* Written task: Type the records out again in full, exactly.

+ + +

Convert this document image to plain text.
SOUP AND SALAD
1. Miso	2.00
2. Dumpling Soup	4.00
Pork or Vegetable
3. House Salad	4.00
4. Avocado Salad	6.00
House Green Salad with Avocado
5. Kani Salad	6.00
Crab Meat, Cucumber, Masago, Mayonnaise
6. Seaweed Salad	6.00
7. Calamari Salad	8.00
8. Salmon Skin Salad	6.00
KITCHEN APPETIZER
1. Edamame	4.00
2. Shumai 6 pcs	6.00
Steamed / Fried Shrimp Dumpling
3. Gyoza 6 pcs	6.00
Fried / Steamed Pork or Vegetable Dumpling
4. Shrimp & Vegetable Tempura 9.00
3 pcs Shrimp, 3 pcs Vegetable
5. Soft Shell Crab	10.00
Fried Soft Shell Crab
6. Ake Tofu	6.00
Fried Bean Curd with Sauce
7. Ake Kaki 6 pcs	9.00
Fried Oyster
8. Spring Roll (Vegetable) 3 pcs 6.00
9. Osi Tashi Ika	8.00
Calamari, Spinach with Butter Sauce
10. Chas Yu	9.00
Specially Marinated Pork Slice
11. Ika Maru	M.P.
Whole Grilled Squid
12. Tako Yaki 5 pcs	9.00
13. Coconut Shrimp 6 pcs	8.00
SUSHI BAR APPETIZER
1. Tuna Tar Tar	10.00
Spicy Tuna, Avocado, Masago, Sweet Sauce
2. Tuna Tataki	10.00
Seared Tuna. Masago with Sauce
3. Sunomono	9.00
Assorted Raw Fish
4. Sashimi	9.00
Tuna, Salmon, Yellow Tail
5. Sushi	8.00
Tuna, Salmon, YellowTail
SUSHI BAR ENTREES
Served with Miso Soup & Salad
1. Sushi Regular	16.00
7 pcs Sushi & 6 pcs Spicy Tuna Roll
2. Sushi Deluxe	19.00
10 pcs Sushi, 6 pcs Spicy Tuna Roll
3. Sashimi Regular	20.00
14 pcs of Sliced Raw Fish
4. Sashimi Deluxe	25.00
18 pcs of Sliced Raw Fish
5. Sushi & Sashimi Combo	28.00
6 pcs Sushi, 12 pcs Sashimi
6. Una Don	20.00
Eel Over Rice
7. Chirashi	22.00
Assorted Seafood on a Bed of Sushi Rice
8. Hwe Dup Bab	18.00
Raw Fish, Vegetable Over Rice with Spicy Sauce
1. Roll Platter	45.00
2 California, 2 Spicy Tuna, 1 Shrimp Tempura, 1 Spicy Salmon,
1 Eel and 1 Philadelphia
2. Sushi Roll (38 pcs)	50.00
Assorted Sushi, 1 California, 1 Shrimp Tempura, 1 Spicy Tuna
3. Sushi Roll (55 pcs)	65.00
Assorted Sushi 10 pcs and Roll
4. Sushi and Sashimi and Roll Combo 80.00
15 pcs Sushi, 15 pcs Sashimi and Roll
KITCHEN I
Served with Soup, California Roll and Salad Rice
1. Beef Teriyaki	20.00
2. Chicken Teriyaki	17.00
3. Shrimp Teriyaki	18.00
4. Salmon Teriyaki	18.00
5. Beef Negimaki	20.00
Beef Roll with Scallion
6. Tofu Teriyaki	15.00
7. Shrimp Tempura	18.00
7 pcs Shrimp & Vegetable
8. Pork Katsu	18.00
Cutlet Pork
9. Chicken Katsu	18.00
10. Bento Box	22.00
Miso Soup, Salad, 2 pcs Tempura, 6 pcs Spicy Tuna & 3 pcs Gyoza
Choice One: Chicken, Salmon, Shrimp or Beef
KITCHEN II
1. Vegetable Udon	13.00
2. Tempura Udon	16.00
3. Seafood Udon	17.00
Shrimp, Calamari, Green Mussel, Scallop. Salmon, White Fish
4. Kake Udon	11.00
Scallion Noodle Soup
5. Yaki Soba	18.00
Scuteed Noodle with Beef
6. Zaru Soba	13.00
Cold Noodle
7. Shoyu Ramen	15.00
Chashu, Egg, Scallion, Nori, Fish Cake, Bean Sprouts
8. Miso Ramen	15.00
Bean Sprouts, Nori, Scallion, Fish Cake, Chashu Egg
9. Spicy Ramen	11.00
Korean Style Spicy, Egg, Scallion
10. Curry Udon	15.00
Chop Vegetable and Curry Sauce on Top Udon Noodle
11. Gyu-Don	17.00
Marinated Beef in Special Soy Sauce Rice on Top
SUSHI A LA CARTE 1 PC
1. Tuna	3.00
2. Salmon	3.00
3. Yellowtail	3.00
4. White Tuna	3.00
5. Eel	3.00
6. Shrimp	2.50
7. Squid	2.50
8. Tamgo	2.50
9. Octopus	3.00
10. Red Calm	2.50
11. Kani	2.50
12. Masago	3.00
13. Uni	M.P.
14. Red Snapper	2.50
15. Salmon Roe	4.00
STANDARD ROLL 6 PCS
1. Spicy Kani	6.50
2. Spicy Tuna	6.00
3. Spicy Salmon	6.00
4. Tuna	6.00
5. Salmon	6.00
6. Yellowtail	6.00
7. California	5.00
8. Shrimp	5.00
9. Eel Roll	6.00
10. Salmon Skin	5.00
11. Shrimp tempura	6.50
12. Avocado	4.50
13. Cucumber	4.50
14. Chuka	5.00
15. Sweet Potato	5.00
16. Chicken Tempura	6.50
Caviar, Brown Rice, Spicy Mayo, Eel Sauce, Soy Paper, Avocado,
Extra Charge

+ + +

* Output for this exercise:
Convert this document image to plain text.
SOUP AND SALAD
1. Miso	2.00
2. Dumpling Soup	4.00
Pork or Vegetable
3. House Salad	4.00
4. Avocado Salad	6.00
House Green Salad with Avocado
5. Kani Salad	6.00
Crab Meat, Cucumber, Masago, Mayonnaise
6. Seaweed Salad	6.00
7. Calamari Salad	8.00
8. Salmon Skin Salad	6.00
KITCHEN APPETIZER
1. Edamame	4.00
2. Shumai 6 pcs	6.00
Steamed / Fried Shrimp Dumpling
3. Gyoza 6 pcs	6.00
Fried / Steamed Pork or Vegetable Dumpling
4. Shrimp & Vegetable Tempura 9.00
3 pcs Shrimp, 3 pcs Vegetable
5. Soft Shell Crab	10.00
Fried Soft Shell Crab
6. Ake Tofu	6.00
Fried Bean Curd with Sauce
7. Ake Kaki 6 pcs	9.00
Fried Oyster
8. Spring Roll (Vegetable) 3 pcs 6.00
9. Osi Tashi Ika	8.00
Calamari, Spinach with Butter Sauce
10. Chas Yu	9.00
Specially Marinated Pork Slice
11. Ika Maru	M.P.
Whole Grilled Squid
12. Tako Yaki 5 pcs	9.00
13. Coconut Shrimp 6 pcs	8.00
SUSHI BAR APPETIZER
1. Tuna Tar Tar	10.00
Spicy Tuna, Avocado, Masago, Sweet Sauce
2. Tuna Tataki	10.00
Seared Tuna. Masago with Sauce
3. Sunomono	9.00
Assorted Raw Fish
4. Sashimi	9.00
Tuna, Salmon, Yellow Tail
5. Sushi	8.00
Tuna, Salmon, YellowTail
SUSHI BAR ENTREES
Served with Miso Soup & Salad
1. Sushi Regular	16.00
7 pcs Sushi & 6 pcs Spicy Tuna Roll
2. Sushi Deluxe	19.00
10 pcs Sushi, 6 pcs Spicy Tuna Roll
3. Sashimi Regular	20.00
14 pcs of Sliced Raw Fish
4. Sashimi Deluxe	25.00
18 pcs of Sliced Raw Fish
5. Sushi & Sashimi Combo	28.00
6 pcs Sushi, 12 pcs Sashimi
6. Una Don	20.00
Eel Over Rice
7. Chirashi	22.00
Assorted Seafood on a Bed of Sushi Rice
8. Hwe Dup Bab	18.00
Raw Fish, Vegetable Over Rice with Spicy Sauce
1. Roll Platter	45.00
2 California, 2 Spicy Tuna, 1 Shrimp Tempura, 1 Spicy Salmon,
1 Eel and 1 Philadelphia
2. Sushi Roll (38 pcs)	50.00
Assorted Sushi, 1 California, 1 Shrimp Tempura, 1 Spicy Tuna
3. Sushi Roll (55 pcs)	65.00
Assorted Sushi 10 pcs and Roll
4. Sushi and Sashimi and Roll Combo 80.00
15 pcs Sushi, 15 pcs Sashimi and Roll
KITCHEN I
Served with Soup, California Roll and Salad Rice
1. Beef Teriyaki	20.00
2. Chicken Teriyaki	17.00
3. Shrimp Teriyaki	18.00
4. Salmon Teriyaki	18.00
5. Beef Negimaki	20.00
Beef Roll with Scallion
6. Tofu Teriyaki	15.00
7. Shrimp Tempura	18.00
7 pcs Shrimp & Vegetable
8. Pork Katsu	18.00
Cutlet Pork
9. Chicken Katsu	18.00
10. Bento Box	22.00
Miso Soup, Salad, 2 pcs Tempura, 6 pcs Spicy Tuna & 3 pcs Gyoza
Choice One: Chicken, Salmon, Shrimp or Beef
KITCHEN II
1. Vegetable Udon	13.00
2. Tempura Udon	16.00
3. Seafood Udon	17.00
Shrimp, Calamari, Green Mussel, Scallop. Salmon, White Fish
4. Kake Udon	11.00
Scallion Noodle Soup
5. Yaki Soba	18.00
Scuteed Noodle with Beef
6. Zaru Soba	13.00
Cold Noodle
7. Shoyu Ramen	15.00
Chashu, Egg, Scallion, Nori, Fish Cake, Bean Sprouts
8. Miso Ramen	15.00
Bean Sprouts, Nori, Scallion, Fish Cake, Chashu Egg
9. Spicy Ramen	11.00
Korean Style Spicy, Egg, Scallion
10. Curry Udon	15.00
Chop Vegetable and Curry Sauce on Top Udon Noodle
11. Gyu-Don	17.00
Marinated Beef in Special Soy Sauce Rice on Top
SUSHI A LA CARTE 1 PC
1. Tuna	3.00
2. Salmon	3.00
3. Yellowtail	3.00
4. White Tuna	3.00
5. Eel	3.00
6. Shrimp	2.50
7. Squid	2.50
8. Tamgo	2.50
9. Octopus	3.00
10. Red Calm	2.50
11. Kani	2.50
12. Masago	3.00
13. Uni	M.P.
14. Red Snapper	2.50
15. Salmon Roe	4.00
STANDARD ROLL 6 PCS
1. Spicy Kani	6.50
2. Spicy Tuna	6.00
3. Spicy Salmon	6.00
4. Tuna	6.00
5. Salmon	6.00
6. Yellowtail	6.00
7. California	5.00
8. Shrimp	5.00
9. Eel Roll	6.00
10. Salmon Skin	5.00
11. Shrimp tempura	6.50
12. Avocado	4.50
13. Cucumber	4.50
14. Chuka	5.00
15. Sweet Potato	5.00
16. Chicken Tempura	6.50
Caviar, Brown Rice, Spicy Mayo, Eel Sauce, Soy Paper, Avocado,
Extra Charge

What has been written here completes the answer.